§ **Exercise prompt**: Select the lines that contain "FFFFFF" and copy each of them.
-- Begin Listing --
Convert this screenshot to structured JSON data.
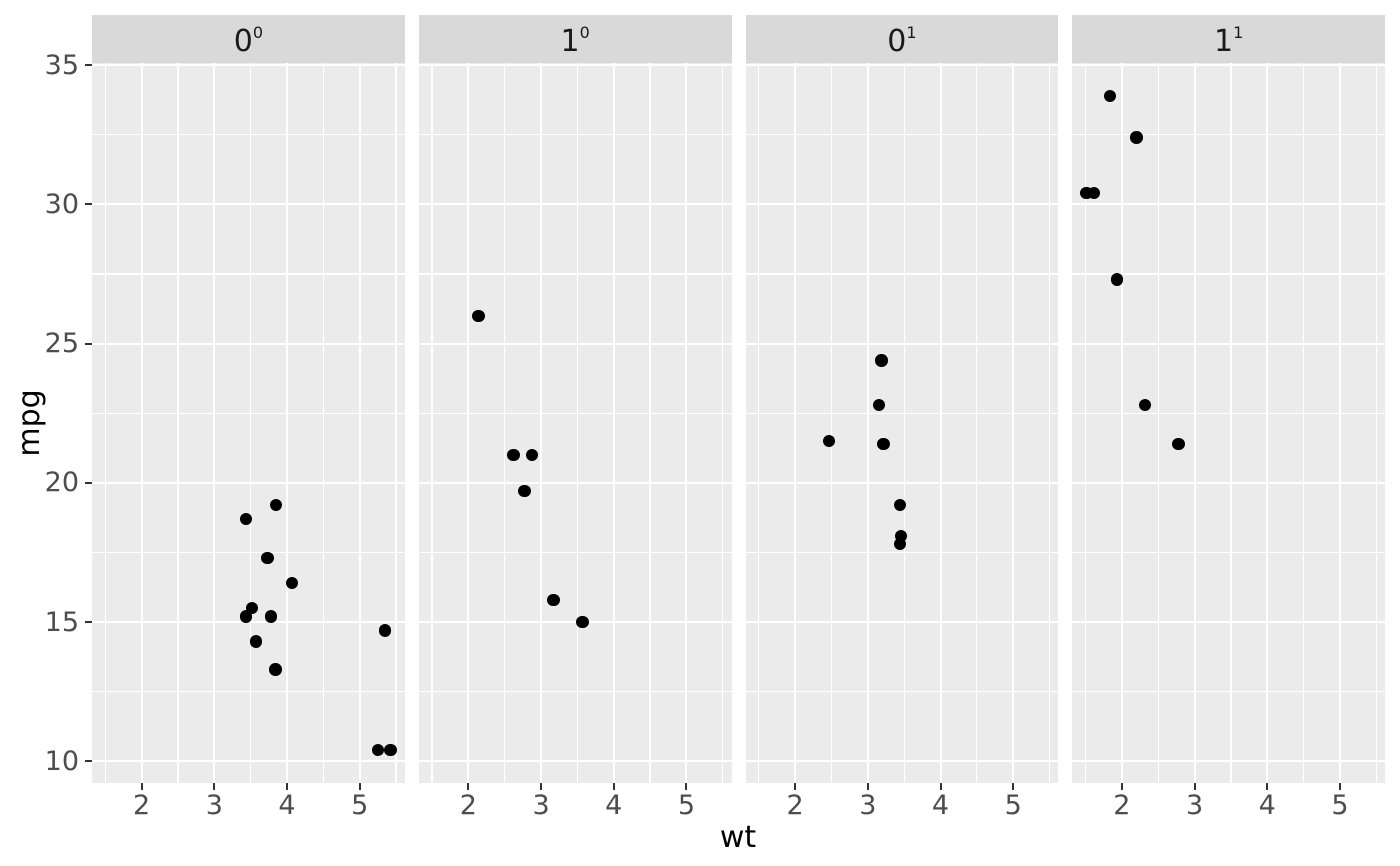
{
  "theme": {
    "figure_background": "#FFFFFF",
    "panel_background": "#EBEBEB",
    "strip_background": "#D9D9D9",
    "gridline_color": "#FFFFFF",
    "tick_mark_color": "#333333",
    "axis_text_color": "#4D4D4D",
    "strip_text_color": "#1A1A1A",
    "axis_title_color": "#000000",
    "point_color": "#000000"
  },
  "chart_data": {
    "type": "scatter",
    "title": "",
    "xlabel": "wt",
    "ylabel": "mpg",
    "legend": "none",
    "grid": "white major and minor gridlines on gray panel",
    "xlim": [
      1.317,
      5.62
    ],
    "ylim": [
      9.225,
      35.075
    ],
    "x_major_ticks": [
      2,
      3,
      4,
      5
    ],
    "y_major_ticks": [
      10,
      15,
      20,
      25,
      30,
      35
    ],
    "x_minor_gridlines": [
      1.5,
      2.5,
      3.5,
      4.5,
      5.5
    ],
    "y_minor_gridlines": [
      12.5,
      17.5,
      22.5,
      27.5,
      32.5
    ],
    "point_format": [
      "wt",
      "mpg"
    ],
    "facets": [
      {
        "strip_base": "0",
        "strip_exponent": "0",
        "points": [
          [
            3.44,
            18.7
          ],
          [
            3.57,
            14.3
          ],
          [
            3.52,
            15.5
          ],
          [
            3.435,
            15.2
          ],
          [
            3.73,
            17.3
          ],
          [
            3.78,
            15.2
          ],
          [
            4.07,
            16.4
          ],
          [
            3.84,
            13.3
          ],
          [
            3.845,
            19.2
          ],
          [
            5.25,
            10.4
          ],
          [
            5.345,
            14.7
          ],
          [
            5.424,
            10.4
          ]
        ]
      },
      {
        "strip_base": "1",
        "strip_exponent": "0",
        "points": [
          [
            2.14,
            26.0
          ],
          [
            2.62,
            21.0
          ],
          [
            2.875,
            21.0
          ],
          [
            2.77,
            19.7
          ],
          [
            3.17,
            15.8
          ],
          [
            3.57,
            15.0
          ]
        ]
      },
      {
        "strip_base": "0",
        "strip_exponent": "1",
        "points": [
          [
            2.465,
            21.5
          ],
          [
            3.15,
            22.8
          ],
          [
            3.19,
            24.4
          ],
          [
            3.215,
            21.4
          ],
          [
            3.44,
            19.2
          ],
          [
            3.44,
            17.8
          ],
          [
            3.46,
            18.1
          ]
        ]
      },
      {
        "strip_base": "1",
        "strip_exponent": "1",
        "points": [
          [
            1.513,
            30.4
          ],
          [
            1.615,
            30.4
          ],
          [
            1.835,
            33.9
          ],
          [
            1.935,
            27.3
          ],
          [
            2.2,
            32.4
          ],
          [
            2.32,
            22.8
          ],
          [
            2.78,
            21.4
          ]
        ]
      }
    ]
  }
}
-- End Listing --
§ **Worked answer**:
    "figure_background": "#FFFFFF",
    "gridline_color": "#FFFFFF",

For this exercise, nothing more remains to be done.